Data records
^^^^^^^^
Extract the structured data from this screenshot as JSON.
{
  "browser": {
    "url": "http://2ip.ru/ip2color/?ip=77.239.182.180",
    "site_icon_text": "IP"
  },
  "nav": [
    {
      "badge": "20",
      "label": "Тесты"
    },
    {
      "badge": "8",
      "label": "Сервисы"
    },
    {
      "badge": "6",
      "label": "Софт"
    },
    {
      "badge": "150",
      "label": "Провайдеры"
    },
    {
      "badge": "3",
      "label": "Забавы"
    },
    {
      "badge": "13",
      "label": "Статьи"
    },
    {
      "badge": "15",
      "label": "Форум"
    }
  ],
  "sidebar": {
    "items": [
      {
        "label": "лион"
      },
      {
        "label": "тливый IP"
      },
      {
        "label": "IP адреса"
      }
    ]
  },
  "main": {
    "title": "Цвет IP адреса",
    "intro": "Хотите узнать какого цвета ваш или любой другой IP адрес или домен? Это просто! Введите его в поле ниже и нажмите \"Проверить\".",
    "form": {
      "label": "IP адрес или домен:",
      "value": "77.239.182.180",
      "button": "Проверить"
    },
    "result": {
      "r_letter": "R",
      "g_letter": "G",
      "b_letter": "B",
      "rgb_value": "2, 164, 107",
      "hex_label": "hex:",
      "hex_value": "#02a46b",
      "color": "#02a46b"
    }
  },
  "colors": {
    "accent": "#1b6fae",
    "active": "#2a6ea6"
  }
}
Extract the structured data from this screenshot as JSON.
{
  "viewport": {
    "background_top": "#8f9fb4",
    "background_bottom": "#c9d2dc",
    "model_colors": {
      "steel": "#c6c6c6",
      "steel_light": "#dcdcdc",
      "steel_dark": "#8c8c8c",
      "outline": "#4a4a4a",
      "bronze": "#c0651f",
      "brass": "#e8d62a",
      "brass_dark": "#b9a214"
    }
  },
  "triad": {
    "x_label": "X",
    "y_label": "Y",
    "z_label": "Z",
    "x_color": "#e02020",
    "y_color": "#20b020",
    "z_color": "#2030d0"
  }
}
^^^^^^^^
◆ Prompt ◆
Restate every entry word for word.

◆ Reply ◆
Extract the structured data from this screenshot as JSON.
{
  "browser": {
    "url": "http://2ip.ru/ip2color/?ip=77.239.182.180",
    "site_icon_text": "IP"
  },
  "nav": [
    {
      "badge": "20",
      "label": "Тесты"
    },
    {
      "badge": "8",
      "label": "Сервисы"
    },
    {
      "badge": "6",
      "label": "Софт"
    },
    {
      "badge": "150",
      "label": "Провайдеры"
    },
    {
      "badge": "3",
      "label": "Забавы"
    },
    {
      "badge": "13",
      "label": "Статьи"
    },
    {
      "badge": "15",
      "label": "Форум"
    }
  ],
  "sidebar": {
    "items": [
      {
        "label": "лион"
      },
      {
        "label": "тливый IP"
      },
      {
        "label": "IP адреса"
      }
    ]
  },
  "main": {
    "title": "Цвет IP адреса",
    "intro": "Хотите узнать какого цвета ваш или любой другой IP адрес или домен? Это просто! Введите его в поле ниже и нажмите \"Проверить\".",
    "form": {
      "label": "IP адрес или домен:",
      "value": "77.239.182.180",
      "button": "Проверить"
    },
    "result": {
      "r_letter": "R",
      "g_letter": "G",
      "b_letter": "B",
      "rgb_value": "2, 164, 107",
      "hex_label": "hex:",
      "hex_value": "#02a46b",
      "color": "#02a46b"
    }
  },
  "colors": {
    "accent": "#1b6fae",
    "active": "#2a6ea6"
  }
}
Extract the structured data from this screenshot as JSON.
{
  "viewport": {
    "background_top": "#8f9fb4",
    "background_bottom": "#c9d2dc",
    "model_colors": {
      "steel": "#c6c6c6",
      "steel_light": "#dcdcdc",
      "steel_dark": "#8c8c8c",
      "outline": "#4a4a4a",
      "bronze": "#c0651f",
      "brass": "#e8d62a",
      "brass_dark": "#b9a214"
    }
  },
  "triad": {
    "x_label": "X",
    "y_label": "Y",
    "z_label": "Z",
    "x_color": "#e02020",
    "y_color": "#20b020",
    "z_color": "#2030d0"
  }
}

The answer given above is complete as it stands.